* _Document text_:
## START

Output profile validation

A transform’s outputs can be validated against one or more building blocks by declaring them as profiles. During postprocessing, every output file produced by the transform is validated against each declared profile using the same validators that run on regular test resources (JSON Schema, JSON-LD context, and SHACL).

Profiles are declared under outputs.profiles as a list of building block identifiers, using the bblocks:// URI scheme:

transforms:
  - id: to-geojson-feature
    type: jq
    inputs:
      mediaTypes: [ application/json ]
    outputs:
      mediaTypes: [ application/geo+json ]
      profiles:
        - bblocks://ogc.geo.features.feature

Both locally-defined building blocks and imported building blocks from other registers are supported.

What gets produced

For each declared profile, postprocessing creates a subdirectory named after the profile identifier alongside the transform outputs and writes:

  • A .validation_{passed|failed}.txt text report for each output file
  • Semantic uplift side-outputs (.jsonld, .ttl) when the profile includes a JSON-LD context
  • A consolidated _report.json covering all validated outputs for that profile

The per-snippet transform result in register.json gains a profilesValidation map keyed by profile identifier:

"profilesValidation": {
  "ogc.geo.features.feature": {
    "result": true,
    "report": "build/tests/my.bblock/transforms/ogc.geo.features.feature/_report.json",
    "upliftedFiles": {
      "jsonld": "build/tests/my.bblock/transforms/ogc.geo.features.feature/output.jsonld",
      "ttl":    "build/tests/my.bblock/transforms/ogc.geo.features.feature/output.ttl"

## END

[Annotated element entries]
## START

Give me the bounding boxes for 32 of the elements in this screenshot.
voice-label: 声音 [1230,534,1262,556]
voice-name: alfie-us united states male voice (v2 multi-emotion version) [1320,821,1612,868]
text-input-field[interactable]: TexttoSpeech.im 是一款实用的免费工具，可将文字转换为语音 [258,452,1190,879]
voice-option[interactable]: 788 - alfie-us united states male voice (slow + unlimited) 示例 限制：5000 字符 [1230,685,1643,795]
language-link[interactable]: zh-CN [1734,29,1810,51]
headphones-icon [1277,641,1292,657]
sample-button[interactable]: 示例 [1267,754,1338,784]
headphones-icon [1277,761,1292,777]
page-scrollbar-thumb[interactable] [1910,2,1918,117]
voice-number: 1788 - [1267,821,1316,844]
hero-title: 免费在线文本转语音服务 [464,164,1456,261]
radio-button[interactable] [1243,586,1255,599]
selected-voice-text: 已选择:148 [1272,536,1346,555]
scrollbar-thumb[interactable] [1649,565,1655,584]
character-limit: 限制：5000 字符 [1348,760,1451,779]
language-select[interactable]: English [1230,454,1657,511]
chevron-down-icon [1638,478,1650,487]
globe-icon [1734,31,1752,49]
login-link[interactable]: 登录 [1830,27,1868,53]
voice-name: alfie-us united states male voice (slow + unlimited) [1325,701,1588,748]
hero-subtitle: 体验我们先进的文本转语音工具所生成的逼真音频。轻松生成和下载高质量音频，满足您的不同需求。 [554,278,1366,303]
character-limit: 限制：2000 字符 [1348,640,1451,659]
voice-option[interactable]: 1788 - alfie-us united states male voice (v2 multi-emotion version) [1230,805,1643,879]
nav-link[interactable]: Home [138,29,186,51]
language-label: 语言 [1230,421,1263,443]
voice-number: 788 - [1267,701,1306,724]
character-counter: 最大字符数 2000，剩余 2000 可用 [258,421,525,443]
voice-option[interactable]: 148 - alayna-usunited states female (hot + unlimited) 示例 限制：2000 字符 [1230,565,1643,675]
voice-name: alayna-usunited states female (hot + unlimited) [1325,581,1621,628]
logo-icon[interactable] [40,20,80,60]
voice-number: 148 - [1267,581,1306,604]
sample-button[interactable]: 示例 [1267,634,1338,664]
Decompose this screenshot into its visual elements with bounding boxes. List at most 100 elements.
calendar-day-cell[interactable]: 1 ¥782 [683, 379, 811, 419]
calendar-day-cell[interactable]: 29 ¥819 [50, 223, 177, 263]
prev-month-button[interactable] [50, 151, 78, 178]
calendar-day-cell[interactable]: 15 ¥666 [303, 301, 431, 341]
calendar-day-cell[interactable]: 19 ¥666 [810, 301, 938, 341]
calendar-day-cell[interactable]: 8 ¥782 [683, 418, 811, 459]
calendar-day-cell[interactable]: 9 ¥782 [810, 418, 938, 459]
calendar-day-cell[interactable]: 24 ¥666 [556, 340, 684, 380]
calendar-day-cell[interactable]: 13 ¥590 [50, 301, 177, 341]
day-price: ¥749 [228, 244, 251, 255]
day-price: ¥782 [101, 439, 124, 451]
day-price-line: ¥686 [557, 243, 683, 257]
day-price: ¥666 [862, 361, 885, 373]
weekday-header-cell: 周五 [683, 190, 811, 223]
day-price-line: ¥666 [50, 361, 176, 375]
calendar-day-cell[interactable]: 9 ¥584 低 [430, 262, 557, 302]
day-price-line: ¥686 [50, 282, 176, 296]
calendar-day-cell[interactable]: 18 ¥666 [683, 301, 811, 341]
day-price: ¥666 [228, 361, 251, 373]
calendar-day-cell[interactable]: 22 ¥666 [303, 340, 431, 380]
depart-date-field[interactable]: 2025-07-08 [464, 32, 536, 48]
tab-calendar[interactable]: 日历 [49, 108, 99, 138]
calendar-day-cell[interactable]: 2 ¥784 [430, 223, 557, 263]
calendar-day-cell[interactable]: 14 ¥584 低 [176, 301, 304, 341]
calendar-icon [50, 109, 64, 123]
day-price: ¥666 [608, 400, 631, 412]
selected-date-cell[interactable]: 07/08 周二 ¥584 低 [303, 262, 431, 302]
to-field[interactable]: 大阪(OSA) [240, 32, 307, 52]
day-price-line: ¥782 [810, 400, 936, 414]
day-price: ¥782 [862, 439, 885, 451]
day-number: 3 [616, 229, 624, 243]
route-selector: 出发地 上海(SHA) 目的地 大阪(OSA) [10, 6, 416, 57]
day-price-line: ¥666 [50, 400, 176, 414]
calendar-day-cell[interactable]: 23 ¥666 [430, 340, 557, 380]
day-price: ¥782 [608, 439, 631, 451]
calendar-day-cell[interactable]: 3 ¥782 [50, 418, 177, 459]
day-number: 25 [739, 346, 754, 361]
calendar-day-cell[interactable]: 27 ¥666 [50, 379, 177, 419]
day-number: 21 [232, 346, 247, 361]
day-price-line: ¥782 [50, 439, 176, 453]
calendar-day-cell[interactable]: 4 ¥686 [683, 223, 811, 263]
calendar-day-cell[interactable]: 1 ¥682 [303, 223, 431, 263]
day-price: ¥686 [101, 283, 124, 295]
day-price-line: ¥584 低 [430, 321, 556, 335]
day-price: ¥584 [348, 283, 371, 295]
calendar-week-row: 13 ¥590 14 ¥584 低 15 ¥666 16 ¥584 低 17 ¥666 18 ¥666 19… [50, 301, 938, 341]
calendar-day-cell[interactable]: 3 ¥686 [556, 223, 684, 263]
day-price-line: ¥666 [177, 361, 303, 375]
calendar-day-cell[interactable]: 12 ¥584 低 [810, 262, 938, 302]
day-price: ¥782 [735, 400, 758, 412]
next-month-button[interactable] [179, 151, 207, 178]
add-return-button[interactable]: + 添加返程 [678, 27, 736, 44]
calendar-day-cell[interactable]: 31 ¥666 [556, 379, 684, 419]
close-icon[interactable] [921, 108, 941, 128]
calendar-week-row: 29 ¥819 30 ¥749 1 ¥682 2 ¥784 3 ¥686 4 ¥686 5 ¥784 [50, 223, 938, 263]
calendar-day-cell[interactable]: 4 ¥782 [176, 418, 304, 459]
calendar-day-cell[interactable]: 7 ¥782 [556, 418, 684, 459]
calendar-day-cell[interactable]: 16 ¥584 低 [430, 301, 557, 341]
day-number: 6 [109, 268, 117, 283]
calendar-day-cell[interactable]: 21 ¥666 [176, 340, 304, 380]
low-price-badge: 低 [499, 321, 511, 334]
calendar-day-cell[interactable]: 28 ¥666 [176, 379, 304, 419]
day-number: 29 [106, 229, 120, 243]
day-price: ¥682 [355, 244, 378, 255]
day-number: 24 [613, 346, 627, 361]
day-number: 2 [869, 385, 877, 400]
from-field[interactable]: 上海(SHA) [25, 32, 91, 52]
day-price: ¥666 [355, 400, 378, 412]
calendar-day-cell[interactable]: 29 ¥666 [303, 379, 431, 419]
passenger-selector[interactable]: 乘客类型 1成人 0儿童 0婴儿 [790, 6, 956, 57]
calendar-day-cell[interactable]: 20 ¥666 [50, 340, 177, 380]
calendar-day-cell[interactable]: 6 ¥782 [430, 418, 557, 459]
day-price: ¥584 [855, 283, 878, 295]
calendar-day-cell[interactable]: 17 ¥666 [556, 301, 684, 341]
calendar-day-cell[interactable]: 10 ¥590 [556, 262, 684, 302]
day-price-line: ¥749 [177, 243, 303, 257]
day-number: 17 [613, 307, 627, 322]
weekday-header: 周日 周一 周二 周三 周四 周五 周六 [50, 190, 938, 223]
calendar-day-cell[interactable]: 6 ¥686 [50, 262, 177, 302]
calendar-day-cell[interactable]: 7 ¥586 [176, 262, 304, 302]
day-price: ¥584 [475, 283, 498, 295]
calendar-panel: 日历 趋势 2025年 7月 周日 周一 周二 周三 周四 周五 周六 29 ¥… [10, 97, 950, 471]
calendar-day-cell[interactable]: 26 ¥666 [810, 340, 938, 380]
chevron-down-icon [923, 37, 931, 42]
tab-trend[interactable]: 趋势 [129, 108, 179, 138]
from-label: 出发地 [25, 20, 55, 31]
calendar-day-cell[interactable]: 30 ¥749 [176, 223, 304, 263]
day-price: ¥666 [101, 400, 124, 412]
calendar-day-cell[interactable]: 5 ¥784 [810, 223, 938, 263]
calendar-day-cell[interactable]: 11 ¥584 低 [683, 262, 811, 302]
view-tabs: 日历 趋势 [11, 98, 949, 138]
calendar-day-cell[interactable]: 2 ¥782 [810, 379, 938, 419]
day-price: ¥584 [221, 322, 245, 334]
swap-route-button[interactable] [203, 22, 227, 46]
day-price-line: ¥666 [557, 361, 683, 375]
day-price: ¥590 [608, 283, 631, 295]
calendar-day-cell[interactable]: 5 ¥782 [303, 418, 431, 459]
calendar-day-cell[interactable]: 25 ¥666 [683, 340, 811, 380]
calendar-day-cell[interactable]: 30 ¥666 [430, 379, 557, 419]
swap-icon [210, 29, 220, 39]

## END

* _Given problem 1_: According to the output profile validation text, which URI scheme is used to declare profiles under outputs.profiles?
* _Given problem 2_: Reproduce the passage of the output profile validation text, starting with "Profiles are declared" and going on through "registers are supported.".

* _Full answer 1_: The bblocks:// URI scheme.

* _Full answer 2_:
Profiles are declared under outputs.profiles as a list of building block identifiers, using the bblocks:// URI scheme:

transforms:
  - id: to-geojson-feature
    type: jq
    inputs:
      mediaTypes: [ application/json ]
    outputs:
      mediaTypes: [ application/geo+json ]
      profiles:
        - bblocks://ogc.geo.features.feature

Both locally-defined building blocks and imported building blocks from other registers are supported.